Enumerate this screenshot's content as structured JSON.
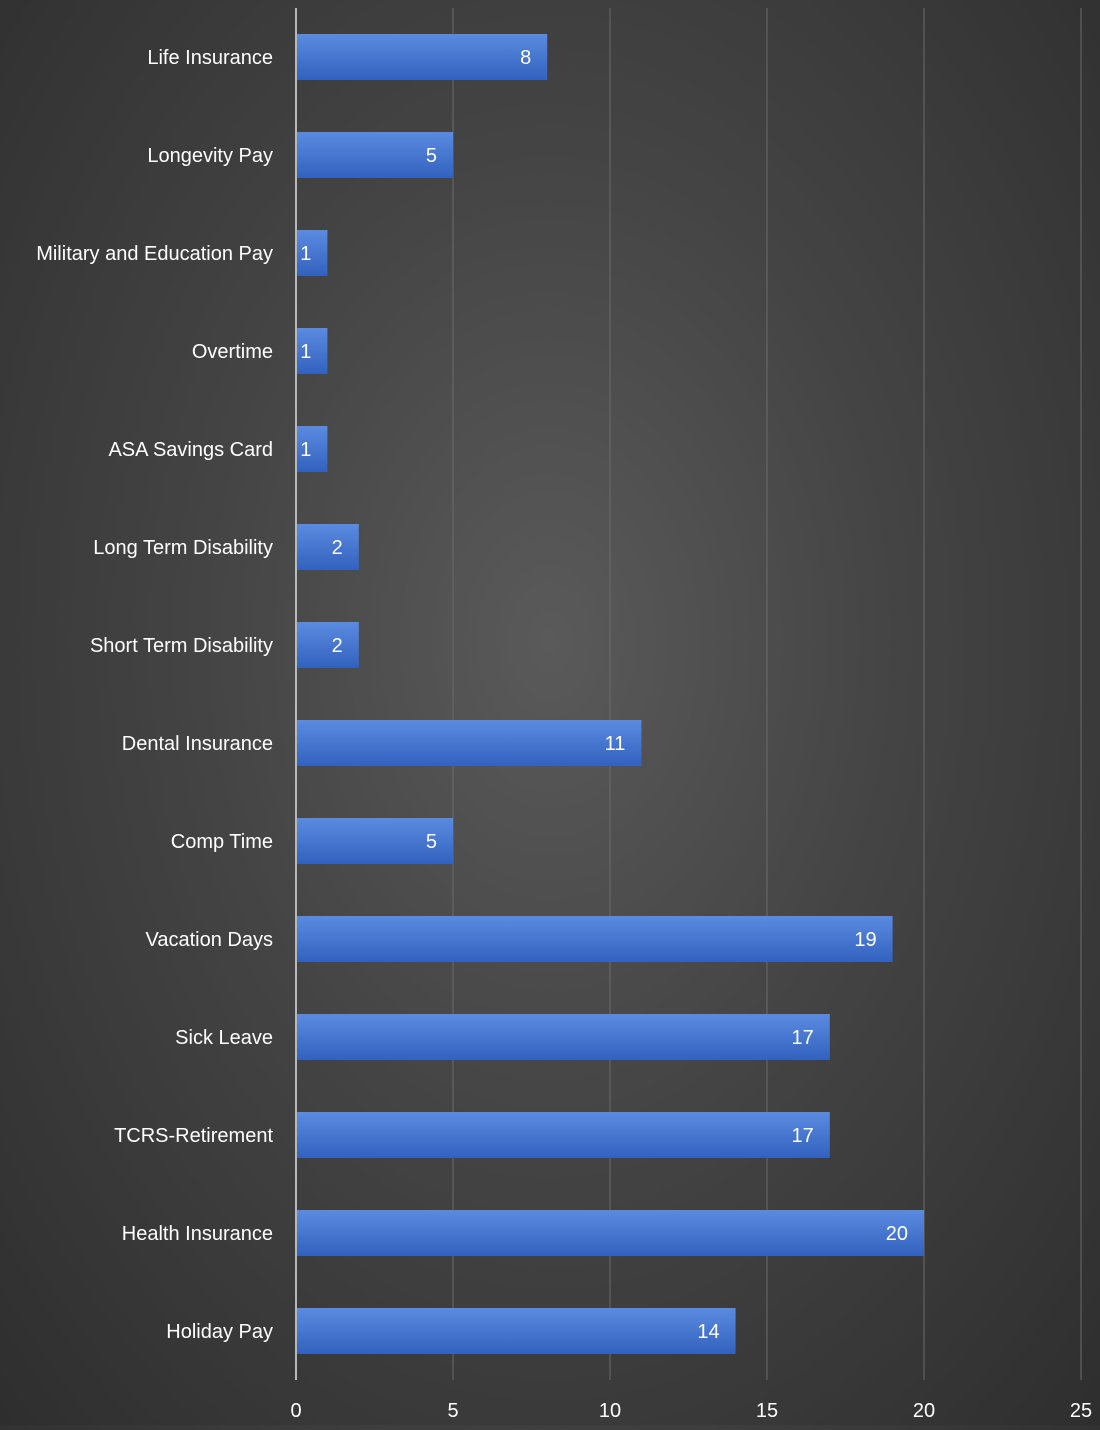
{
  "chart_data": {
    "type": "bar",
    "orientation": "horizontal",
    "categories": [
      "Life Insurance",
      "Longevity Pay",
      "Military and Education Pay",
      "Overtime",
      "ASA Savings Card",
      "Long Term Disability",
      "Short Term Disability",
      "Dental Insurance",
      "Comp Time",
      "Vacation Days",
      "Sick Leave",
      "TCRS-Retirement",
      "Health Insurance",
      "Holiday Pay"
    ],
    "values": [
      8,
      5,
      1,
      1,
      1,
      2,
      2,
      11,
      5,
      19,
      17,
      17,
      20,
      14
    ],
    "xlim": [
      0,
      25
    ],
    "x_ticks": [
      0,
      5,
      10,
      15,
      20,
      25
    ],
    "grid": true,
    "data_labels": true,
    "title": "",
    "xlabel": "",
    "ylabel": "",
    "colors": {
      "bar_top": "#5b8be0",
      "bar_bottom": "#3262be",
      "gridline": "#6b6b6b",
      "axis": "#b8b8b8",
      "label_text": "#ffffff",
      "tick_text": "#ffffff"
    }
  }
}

··········

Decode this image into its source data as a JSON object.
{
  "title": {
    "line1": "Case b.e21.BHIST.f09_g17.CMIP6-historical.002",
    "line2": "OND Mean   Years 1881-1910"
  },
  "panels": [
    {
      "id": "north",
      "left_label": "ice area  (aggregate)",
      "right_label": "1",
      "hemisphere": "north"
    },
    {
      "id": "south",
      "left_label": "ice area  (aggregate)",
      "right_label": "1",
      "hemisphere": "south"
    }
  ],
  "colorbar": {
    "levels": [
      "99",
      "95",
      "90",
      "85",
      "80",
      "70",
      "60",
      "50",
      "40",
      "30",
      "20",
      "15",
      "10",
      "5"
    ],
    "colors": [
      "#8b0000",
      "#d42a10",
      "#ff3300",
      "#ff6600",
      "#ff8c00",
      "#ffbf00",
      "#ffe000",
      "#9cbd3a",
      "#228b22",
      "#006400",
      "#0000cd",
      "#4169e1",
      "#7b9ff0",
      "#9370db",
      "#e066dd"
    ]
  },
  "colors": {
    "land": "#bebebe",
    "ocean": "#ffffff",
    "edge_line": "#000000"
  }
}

··········

The request =>
From the data above, work out how many lines contain the string "JSON" and reply with only the number.

Complete answer =>
2